**Saved entries**.
※

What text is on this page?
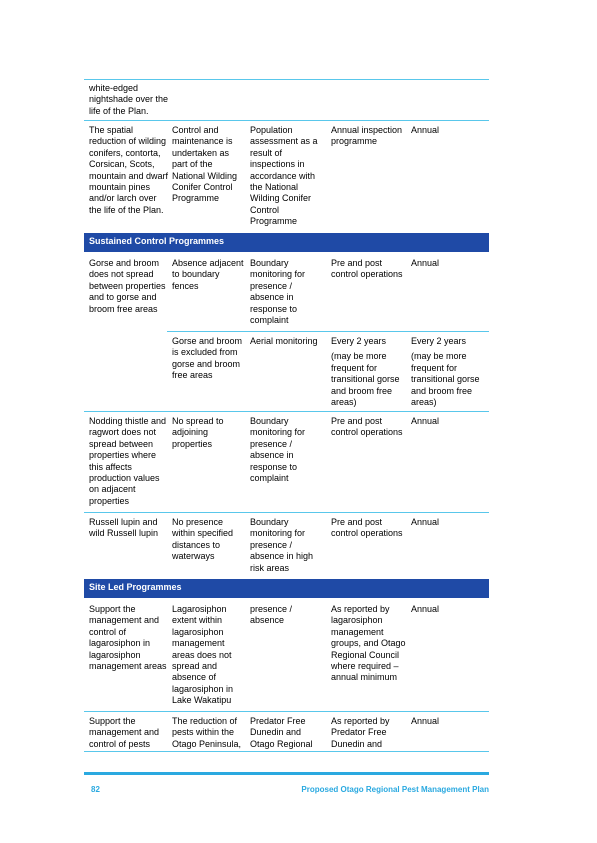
white-edged nightshade over the life of the Plan.
The spatial reduction of wilding conifers, contorta, Corsican, Scots, mountain and dwarf mountain pines and/or larch over the life of the Plan.
Control and maintenance is undertaken as part of the National Wilding Conifer Control Programme
Population assessment as a result of inspections in accordance with the National Wilding Conifer Control Programme
Annual inspection programme
Annual
Sustained Control Programmes
Gorse and broom does not spread between properties and to gorse and broom free areas
Absence adjacent to boundary fences
Boundary monitoring for presence / absence in response to complaint
Pre and post control operations
Annual
Gorse and broom is excluded from gorse and broom free areas
Aerial monitoring	Every 2 years
(may be more frequent for transitional gorse and broom free areas)
Every 2 years
(may be more frequent for transitional gorse and broom free areas)
Nodding thistle and ragwort does not spread between properties where this affects production values on adjacent properties
No spread to adjoining properties
Boundary monitoring for presence / absence in response to complaint
Pre and post control operations
Annual
Russell lupin and wild Russell lupin
No presence within specified distances to waterways
Boundary monitoring for presence / absence in high risk areas
Pre and post control operations
Annual
Site Led Programmes
Support the management and control of lagarosiphon in lagarosiphon management areas
Lagarosiphon extent within lagarosiphon management areas does not spread and absence of lagarosiphon in Lake Wakatipu
presence / absence
As reported by lagarosiphon management groups, and Otago Regional Council where required – annual minimum
Annual
Support the management and control of pests
The reduction of pests within the Otago Peninsula,
Predator Free Dunedin and Otago Regional
As reported by Predator Free Dunedin and
Annual
82	Proposed Otago Regional Pest Management Plan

※

**What this task involves**. Scan the data above; copy every line where "over" appears.

**Exercise result**.
white-edged nightshade over the life of the Plan.
The spatial reduction of wilding conifers, contorta, Corsican, Scots, mountain and dwarf mountain pines and/or larch over the life of the Plan.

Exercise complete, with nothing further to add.